* begin Excerpted records *

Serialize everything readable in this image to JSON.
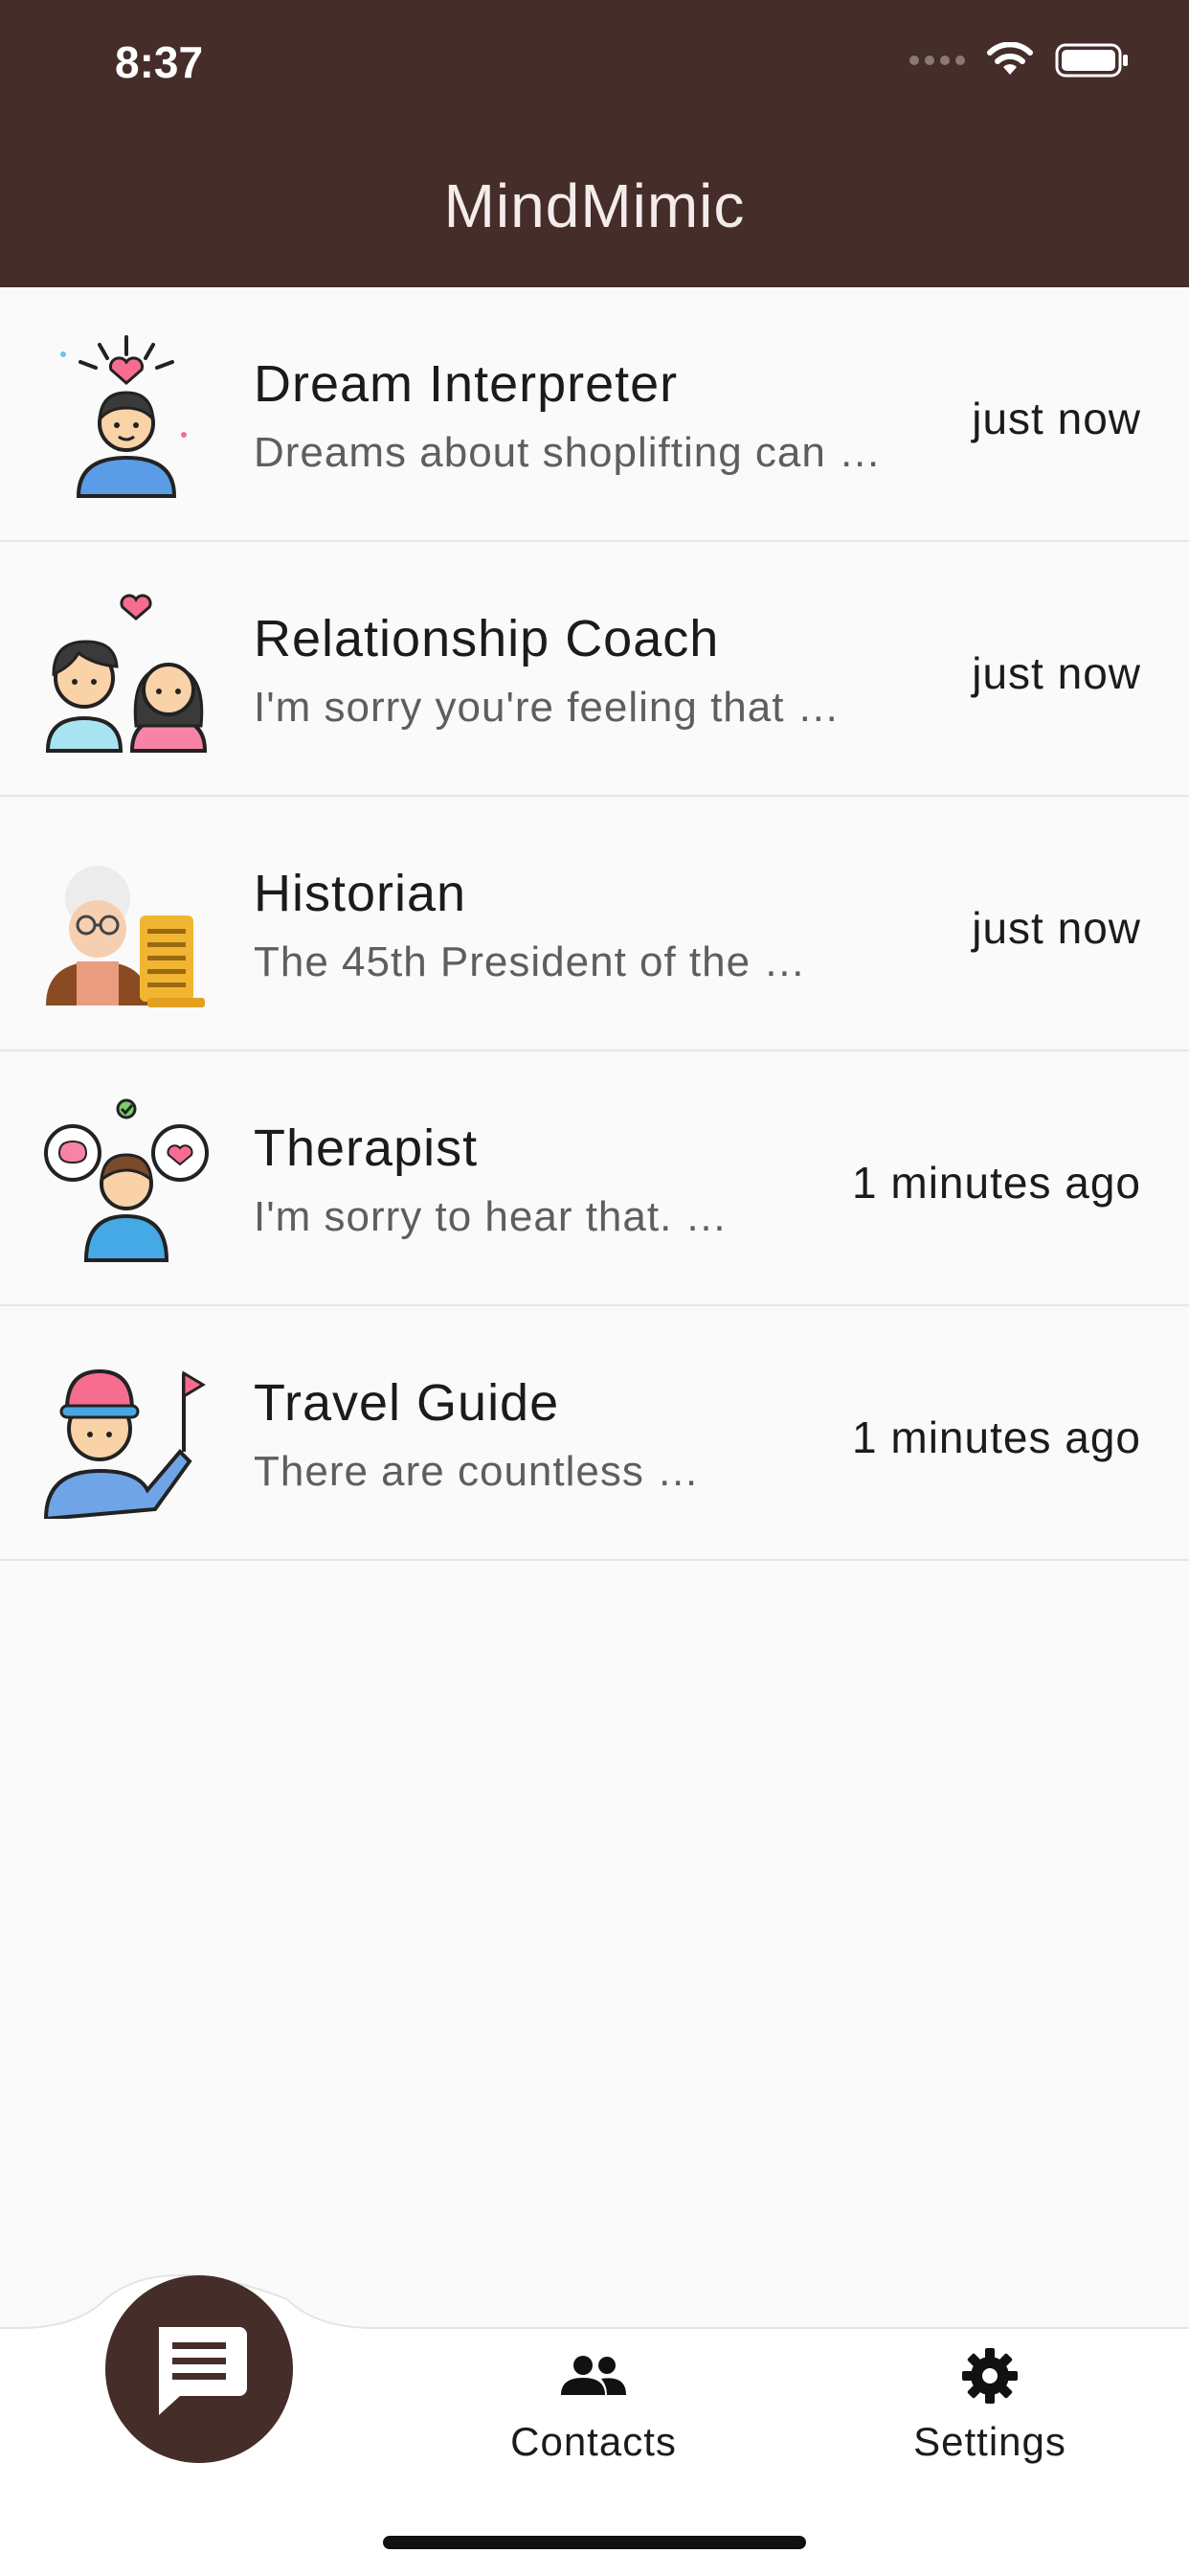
{
  "status_bar": {
    "time": "8:37"
  },
  "header": {
    "title": "MindMimic"
  },
  "conversations": [
    {
      "name": "Dream Interpreter",
      "preview": "Dreams about shoplifting can …",
      "time": "just now",
      "avatar_icon": "dream-interpreter-avatar-icon"
    },
    {
      "name": "Relationship Coach",
      "preview": "I'm sorry you're feeling that …",
      "time": "just now",
      "avatar_icon": "relationship-coach-avatar-icon"
    },
    {
      "name": "Historian",
      "preview": "The 45th President of the …",
      "time": "just now",
      "avatar_icon": "historian-avatar-icon"
    },
    {
      "name": "Therapist",
      "preview": "I'm sorry to hear that. …",
      "time": "1 minutes ago",
      "avatar_icon": "therapist-avatar-icon"
    },
    {
      "name": "Travel Guide",
      "preview": "There are countless …",
      "time": "1 minutes ago",
      "avatar_icon": "travel-guide-avatar-icon"
    }
  ],
  "bottom_nav": {
    "chats_icon": "chat-bubble-icon",
    "contacts_label": "Contacts",
    "settings_label": "Settings"
  },
  "colors": {
    "brand": "#452D2A",
    "background": "#FAFAFA"
  }
}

* end Excerpted records *

### What you have to do
Identify each line in the records above containing the word "that"; copy those lines.

### Exercise response
      "preview": "I'm sorry you're feeling that …",
      "preview": "I'm sorry to hear that. …",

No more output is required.